**OBJECTIVE**
Collect all lines from the listing that include the string "JSON".

Start of DATA TO USE

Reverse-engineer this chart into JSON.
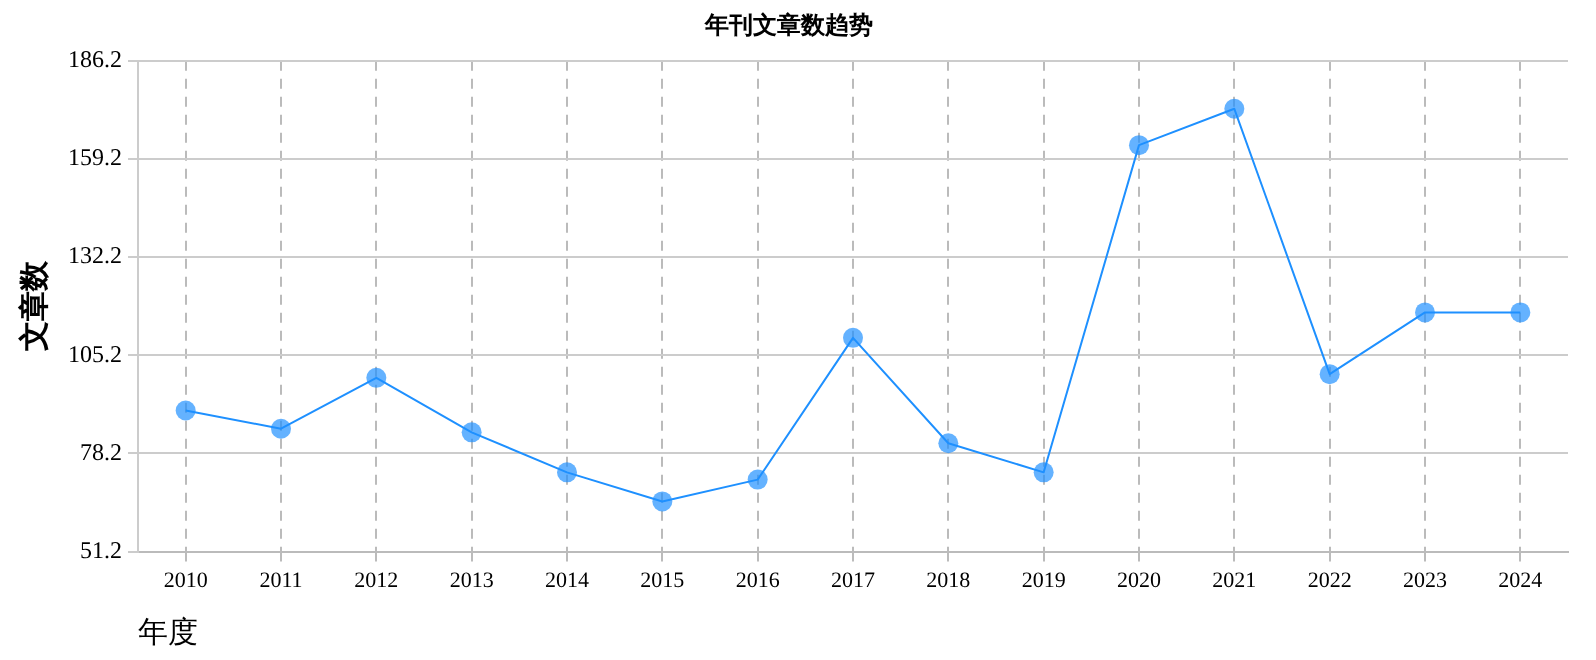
{
  "chart_data": {
    "type": "line",
    "title": "年刊文章数趋势",
    "xlabel": "年度",
    "ylabel": "文章数",
    "categories": [
      "2010",
      "2011",
      "2012",
      "2013",
      "2014",
      "2015",
      "2016",
      "2017",
      "2018",
      "2019",
      "2020",
      "2021",
      "2022",
      "2023",
      "2024"
    ],
    "series": [
      {
        "color": "#1e90ff",
        "values": [
          90,
          85,
          99,
          84,
          73,
          65,
          71,
          110,
          81,
          73,
          163,
          173,
          100,
          117,
          117
        ]
      }
    ],
    "ylim": [
      51.2,
      186.2
    ],
    "yticks": [
      51.2,
      78.2,
      105.2,
      132.2,
      159.2,
      186.2
    ],
    "grid": true,
    "marker": "circle",
    "line_style": "solid",
    "legend": false
  }
}
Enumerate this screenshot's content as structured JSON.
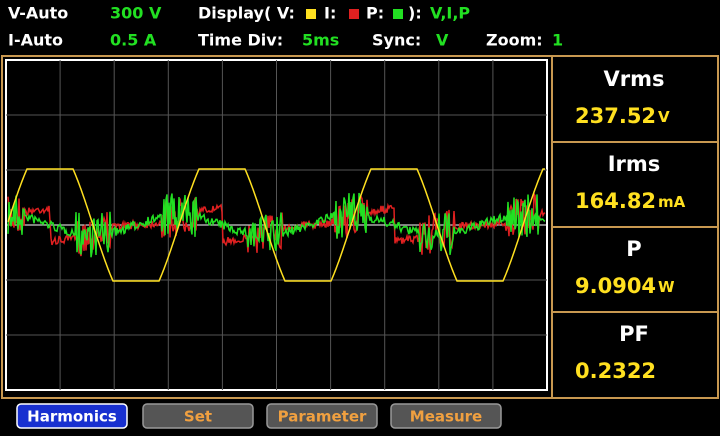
{
  "header": {
    "row1": {
      "v_mode": "V-Auto",
      "v_range": "300 V",
      "display_label": "Display( V:",
      "i_label": "I:",
      "p_label": "P:",
      "display_close": "):",
      "display_value": "V,I,P"
    },
    "row2": {
      "i_mode": "I-Auto",
      "i_range": "0.5 A",
      "time_div_label": "Time Div:",
      "time_div": "5ms",
      "sync_label": "Sync:",
      "sync": "V",
      "zoom_label": "Zoom:",
      "zoom": "1"
    }
  },
  "readings": [
    {
      "label": "Vrms",
      "value": "237.52",
      "unit": "V"
    },
    {
      "label": "Irms",
      "value": "164.82",
      "unit": "mA"
    },
    {
      "label": "P",
      "value": "9.0904",
      "unit": "W"
    },
    {
      "label": "PF",
      "value": "0.2322"
    }
  ],
  "buttons": [
    "Harmonics",
    "Set",
    "Parameter",
    "Measure"
  ]
}
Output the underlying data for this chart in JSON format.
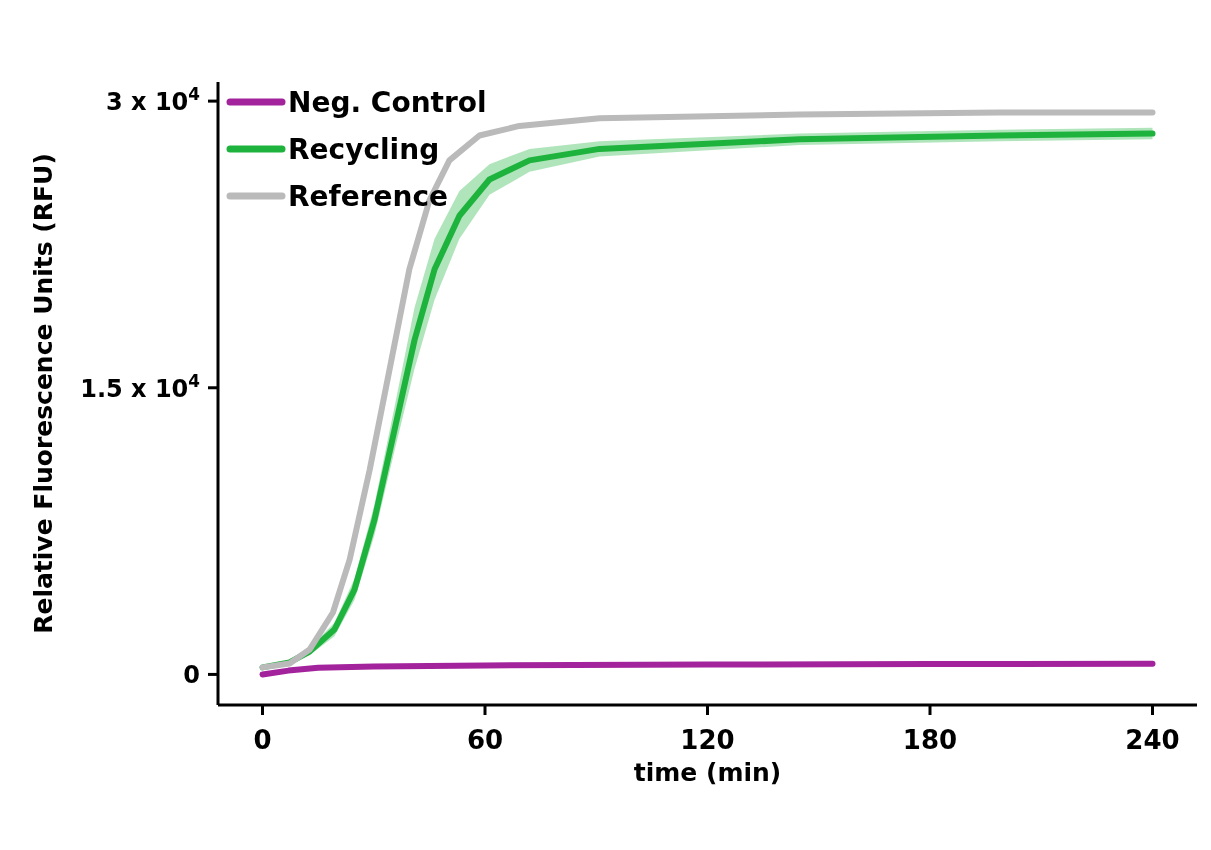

End of DATA TO USE

**REPLY TO THE TASK**
Reverse-engineer this chart into JSON.
Enumerate this screenshot's content as structured JSON.
Output the underlying data for this chart in JSON format.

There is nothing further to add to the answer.